◆ **WHAT IS BEING ASKED**: Here are some records; return them all exactly.

◆ **SUPPLIED RECORDS**:
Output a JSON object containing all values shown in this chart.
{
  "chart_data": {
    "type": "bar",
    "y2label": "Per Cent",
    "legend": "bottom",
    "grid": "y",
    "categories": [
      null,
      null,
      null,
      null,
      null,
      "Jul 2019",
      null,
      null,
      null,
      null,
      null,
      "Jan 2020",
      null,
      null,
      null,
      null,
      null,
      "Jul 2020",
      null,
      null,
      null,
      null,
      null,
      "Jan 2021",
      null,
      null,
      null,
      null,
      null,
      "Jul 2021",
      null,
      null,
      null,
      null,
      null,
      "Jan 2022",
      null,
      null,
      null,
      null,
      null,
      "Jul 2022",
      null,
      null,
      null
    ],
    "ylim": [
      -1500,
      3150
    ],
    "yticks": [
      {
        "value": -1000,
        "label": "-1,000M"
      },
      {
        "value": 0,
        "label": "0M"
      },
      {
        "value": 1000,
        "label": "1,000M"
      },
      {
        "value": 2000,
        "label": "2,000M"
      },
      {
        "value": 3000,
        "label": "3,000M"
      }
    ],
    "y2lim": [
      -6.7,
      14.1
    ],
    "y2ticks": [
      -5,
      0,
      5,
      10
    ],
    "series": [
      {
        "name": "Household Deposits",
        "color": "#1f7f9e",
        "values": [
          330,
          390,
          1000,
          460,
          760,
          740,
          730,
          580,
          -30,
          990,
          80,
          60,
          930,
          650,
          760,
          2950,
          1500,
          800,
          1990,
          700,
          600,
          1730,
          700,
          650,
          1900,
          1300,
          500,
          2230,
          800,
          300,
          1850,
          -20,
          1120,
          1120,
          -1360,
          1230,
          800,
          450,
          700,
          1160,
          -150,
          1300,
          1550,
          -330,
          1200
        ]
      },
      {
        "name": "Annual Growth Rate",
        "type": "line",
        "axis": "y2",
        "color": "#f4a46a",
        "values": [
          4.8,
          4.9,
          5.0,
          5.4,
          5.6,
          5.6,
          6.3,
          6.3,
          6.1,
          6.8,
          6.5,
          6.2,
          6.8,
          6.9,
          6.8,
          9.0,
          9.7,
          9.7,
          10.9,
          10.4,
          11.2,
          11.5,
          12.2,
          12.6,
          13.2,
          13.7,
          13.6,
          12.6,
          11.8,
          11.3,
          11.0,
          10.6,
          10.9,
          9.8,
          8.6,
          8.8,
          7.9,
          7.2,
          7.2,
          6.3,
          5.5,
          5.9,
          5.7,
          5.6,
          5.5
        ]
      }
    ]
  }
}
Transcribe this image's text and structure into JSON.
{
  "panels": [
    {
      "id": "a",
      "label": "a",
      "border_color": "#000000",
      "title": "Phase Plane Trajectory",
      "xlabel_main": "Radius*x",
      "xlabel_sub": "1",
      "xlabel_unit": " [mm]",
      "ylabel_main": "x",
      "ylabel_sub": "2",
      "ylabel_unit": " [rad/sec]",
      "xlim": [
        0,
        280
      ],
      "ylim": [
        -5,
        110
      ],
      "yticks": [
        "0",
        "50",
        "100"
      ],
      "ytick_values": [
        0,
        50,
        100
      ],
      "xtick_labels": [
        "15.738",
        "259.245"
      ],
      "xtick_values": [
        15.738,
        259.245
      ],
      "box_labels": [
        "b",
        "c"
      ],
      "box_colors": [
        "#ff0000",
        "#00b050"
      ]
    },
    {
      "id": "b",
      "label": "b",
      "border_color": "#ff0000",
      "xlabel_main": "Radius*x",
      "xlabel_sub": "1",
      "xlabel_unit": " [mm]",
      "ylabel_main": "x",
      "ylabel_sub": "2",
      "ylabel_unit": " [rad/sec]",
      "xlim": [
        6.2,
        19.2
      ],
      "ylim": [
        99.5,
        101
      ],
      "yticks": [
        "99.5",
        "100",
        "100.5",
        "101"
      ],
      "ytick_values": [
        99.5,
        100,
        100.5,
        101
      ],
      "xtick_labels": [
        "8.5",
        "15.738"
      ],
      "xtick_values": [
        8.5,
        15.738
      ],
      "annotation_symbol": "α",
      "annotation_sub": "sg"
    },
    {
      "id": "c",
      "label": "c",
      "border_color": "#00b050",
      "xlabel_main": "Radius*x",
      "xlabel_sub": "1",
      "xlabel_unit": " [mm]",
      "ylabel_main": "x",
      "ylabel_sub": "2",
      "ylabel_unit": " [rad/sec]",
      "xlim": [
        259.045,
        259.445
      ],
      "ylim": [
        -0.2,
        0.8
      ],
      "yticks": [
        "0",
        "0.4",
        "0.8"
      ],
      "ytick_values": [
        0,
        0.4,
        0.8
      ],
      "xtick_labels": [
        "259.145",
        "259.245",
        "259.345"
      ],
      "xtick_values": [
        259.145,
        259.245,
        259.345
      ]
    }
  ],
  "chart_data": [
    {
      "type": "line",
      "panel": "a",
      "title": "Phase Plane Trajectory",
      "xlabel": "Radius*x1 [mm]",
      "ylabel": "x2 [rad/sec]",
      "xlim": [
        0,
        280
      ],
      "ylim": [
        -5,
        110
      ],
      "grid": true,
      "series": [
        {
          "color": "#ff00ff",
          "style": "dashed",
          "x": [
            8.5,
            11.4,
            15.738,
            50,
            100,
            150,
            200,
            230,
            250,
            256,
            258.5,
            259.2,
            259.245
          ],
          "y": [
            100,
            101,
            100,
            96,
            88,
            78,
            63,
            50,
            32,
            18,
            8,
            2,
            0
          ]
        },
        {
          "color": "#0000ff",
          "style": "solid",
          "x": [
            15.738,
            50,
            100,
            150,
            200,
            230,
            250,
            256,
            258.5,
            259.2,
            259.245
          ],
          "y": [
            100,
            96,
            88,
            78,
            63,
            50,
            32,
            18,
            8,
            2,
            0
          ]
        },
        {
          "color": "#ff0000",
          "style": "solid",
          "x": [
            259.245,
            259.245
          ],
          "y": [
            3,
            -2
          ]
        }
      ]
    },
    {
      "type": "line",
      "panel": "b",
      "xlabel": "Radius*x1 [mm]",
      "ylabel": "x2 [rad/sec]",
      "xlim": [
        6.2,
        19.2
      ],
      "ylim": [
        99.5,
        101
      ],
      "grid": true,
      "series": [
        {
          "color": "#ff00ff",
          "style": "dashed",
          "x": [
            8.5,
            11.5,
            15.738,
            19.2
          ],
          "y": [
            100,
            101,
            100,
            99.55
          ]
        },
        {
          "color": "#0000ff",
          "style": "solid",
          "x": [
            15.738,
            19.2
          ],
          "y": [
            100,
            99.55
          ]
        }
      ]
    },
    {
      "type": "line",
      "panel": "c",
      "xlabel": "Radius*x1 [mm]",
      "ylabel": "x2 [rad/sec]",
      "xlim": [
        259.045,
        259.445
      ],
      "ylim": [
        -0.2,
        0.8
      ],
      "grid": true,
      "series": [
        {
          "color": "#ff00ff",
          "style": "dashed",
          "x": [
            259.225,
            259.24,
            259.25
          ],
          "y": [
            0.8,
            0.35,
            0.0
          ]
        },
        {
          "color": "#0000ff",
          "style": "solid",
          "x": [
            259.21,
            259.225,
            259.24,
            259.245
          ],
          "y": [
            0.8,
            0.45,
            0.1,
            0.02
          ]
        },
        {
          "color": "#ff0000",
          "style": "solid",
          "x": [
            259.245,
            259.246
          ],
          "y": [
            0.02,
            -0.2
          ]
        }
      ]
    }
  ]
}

◆ **WRITTEN ANSWER**:
Output a JSON object containing all values shown in this chart.
{
  "chart_data": {
    "type": "bar",
    "y2label": "Per Cent",
    "legend": "bottom",
    "grid": "y",
    "categories": [
      null,
      null,
      null,
      null,
      null,
      "Jul 2019",
      null,
      null,
      null,
      null,
      null,
      "Jan 2020",
      null,
      null,
      null,
      null,
      null,
      "Jul 2020",
      null,
      null,
      null,
      null,
      null,
      "Jan 2021",
      null,
      null,
      null,
      null,
      null,
      "Jul 2021",
      null,
      null,
      null,
      null,
      null,
      "Jan 2022",
      null,
      null,
      null,
      null,
      null,
      "Jul 2022",
      null,
      null,
      null
    ],
    "ylim": [
      -1500,
      3150
    ],
    "yticks": [
      {
        "value": -1000,
        "label": "-1,000M"
      },
      {
        "value": 0,
        "label": "0M"
      },
      {
        "value": 1000,
        "label": "1,000M"
      },
      {
        "value": 2000,
        "label": "2,000M"
      },
      {
        "value": 3000,
        "label": "3,000M"
      }
    ],
    "y2lim": [
      -6.7,
      14.1
    ],
    "y2ticks": [
      -5,
      0,
      5,
      10
    ],
    "series": [
      {
        "name": "Household Deposits",
        "color": "#1f7f9e",
        "values": [
          330,
          390,
          1000,
          460,
          760,
          740,
          730,
          580,
          -30,
          990,
          80,
          60,
          930,
          650,
          760,
          2950,
          1500,
          800,
          1990,
          700,
          600,
          1730,
          700,
          650,
          1900,
          1300,
          500,
          2230,
          800,
          300,
          1850,
          -20,
          1120,
          1120,
          -1360,
          1230,
          800,
          450,
          700,
          1160,
          -150,
          1300,
          1550,
          -330,
          1200
        ]
      },
      {
        "name": "Annual Growth Rate",
        "type": "line",
        "axis": "y2",
        "color": "#f4a46a",
        "values": [
          4.8,
          4.9,
          5.0,
          5.4,
          5.6,
          5.6,
          6.3,
          6.3,
          6.1,
          6.8,
          6.5,
          6.2,
          6.8,
          6.9,
          6.8,
          9.0,
          9.7,
          9.7,
          10.9,
          10.4,
          11.2,
          11.5,
          12.2,
          12.6,
          13.2,
          13.7,
          13.6,
          12.6,
          11.8,
          11.3,
          11.0,
          10.6,
          10.9,
          9.8,
          8.6,
          8.8,
          7.9,
          7.2,
          7.2,
          6.3,
          5.5,
          5.9,
          5.7,
          5.6,
          5.5
        ]
      }
    ]
  }
}
Transcribe this image's text and structure into JSON.
{
  "panels": [
    {
      "id": "a",
      "label": "a",
      "border_color": "#000000",
      "title": "Phase Plane Trajectory",
      "xlabel_main": "Radius*x",
      "xlabel_sub": "1",
      "xlabel_unit": " [mm]",
      "ylabel_main": "x",
      "ylabel_sub": "2",
      "ylabel_unit": " [rad/sec]",
      "xlim": [
        0,
        280
      ],
      "ylim": [
        -5,
        110
      ],
      "yticks": [
        "0",
        "50",
        "100"
      ],
      "ytick_values": [
        0,
        50,
        100
      ],
      "xtick_labels": [
        "15.738",
        "259.245"
      ],
      "xtick_values": [
        15.738,
        259.245
      ],
      "box_labels": [
        "b",
        "c"
      ],
      "box_colors": [
        "#ff0000",
        "#00b050"
      ]
    },
    {
      "id": "b",
      "label": "b",
      "border_color": "#ff0000",
      "xlabel_main": "Radius*x",
      "xlabel_sub": "1",
      "xlabel_unit": " [mm]",
      "ylabel_main": "x",
      "ylabel_sub": "2",
      "ylabel_unit": " [rad/sec]",
      "xlim": [
        6.2,
        19.2
      ],
      "ylim": [
        99.5,
        101
      ],
      "yticks": [
        "99.5",
        "100",
        "100.5",
        "101"
      ],
      "ytick_values": [
        99.5,
        100,
        100.5,
        101
      ],
      "xtick_labels": [
        "8.5",
        "15.738"
      ],
      "xtick_values": [
        8.5,
        15.738
      ],
      "annotation_symbol": "α",
      "annotation_sub": "sg"
    },
    {
      "id": "c",
      "label": "c",
      "border_color": "#00b050",
      "xlabel_main": "Radius*x",
      "xlabel_sub": "1",
      "xlabel_unit": " [mm]",
      "ylabel_main": "x",
      "ylabel_sub": "2",
      "ylabel_unit": " [rad/sec]",
      "xlim": [
        259.045,
        259.445
      ],
      "ylim": [
        -0.2,
        0.8
      ],
      "yticks": [
        "0",
        "0.4",
        "0.8"
      ],
      "ytick_values": [
        0,
        0.4,
        0.8
      ],
      "xtick_labels": [
        "259.145",
        "259.245",
        "259.345"
      ],
      "xtick_values": [
        259.145,
        259.245,
        259.345
      ]
    }
  ],
  "chart_data": [
    {
      "type": "line",
      "panel": "a",
      "title": "Phase Plane Trajectory",
      "xlabel": "Radius*x1 [mm]",
      "ylabel": "x2 [rad/sec]",
      "xlim": [
        0,
        280
      ],
      "ylim": [
        -5,
        110
      ],
      "grid": true,
      "series": [
        {
          "color": "#ff00ff",
          "style": "dashed",
          "x": [
            8.5,
            11.4,
            15.738,
            50,
            100,
            150,
            200,
            230,
            250,
            256,
            258.5,
            259.2,
            259.245
          ],
          "y": [
            100,
            101,
            100,
            96,
            88,
            78,
            63,
            50,
            32,
            18,
            8,
            2,
            0
          ]
        },
        {
          "color": "#0000ff",
          "style": "solid",
          "x": [
            15.738,
            50,
            100,
            150,
            200,
            230,
            250,
            256,
            258.5,
            259.2,
            259.245
          ],
          "y": [
            100,
            96,
            88,
            78,
            63,
            50,
            32,
            18,
            8,
            2,
            0
          ]
        },
        {
          "color": "#ff0000",
          "style": "solid",
          "x": [
            259.245,
            259.245
          ],
          "y": [
            3,
            -2
          ]
        }
      ]
    },
    {
      "type": "line",
      "panel": "b",
      "xlabel": "Radius*x1 [mm]",
      "ylabel": "x2 [rad/sec]",
      "xlim": [
        6.2,
        19.2
      ],
      "ylim": [
        99.5,
        101
      ],
      "grid": true,
      "series": [
        {
          "color": "#ff00ff",
          "style": "dashed",
          "x": [
            8.5,
            11.5,
            15.738,
            19.2
          ],
          "y": [
            100,
            101,
            100,
            99.55
          ]
        },
        {
          "color": "#0000ff",
          "style": "solid",
          "x": [
            15.738,
            19.2
          ],
          "y": [
            100,
            99.55
          ]
        }
      ]
    },
    {
      "type": "line",
      "panel": "c",
      "xlabel": "Radius*x1 [mm]",
      "ylabel": "x2 [rad/sec]",
      "xlim": [
        259.045,
        259.445
      ],
      "ylim": [
        -0.2,
        0.8
      ],
      "grid": true,
      "series": [
        {
          "color": "#ff00ff",
          "style": "dashed",
          "x": [
            259.225,
            259.24,
            259.25
          ],
          "y": [
            0.8,
            0.35,
            0.0
          ]
        },
        {
          "color": "#0000ff",
          "style": "solid",
          "x": [
            259.21,
            259.225,
            259.24,
            259.245
          ],
          "y": [
            0.8,
            0.45,
            0.1,
            0.02
          ]
        },
        {
          "color": "#ff0000",
          "style": "solid",
          "x": [
            259.245,
            259.246
          ],
          "y": [
            0.02,
            -0.2
          ]
        }
      ]
    }
  ]
}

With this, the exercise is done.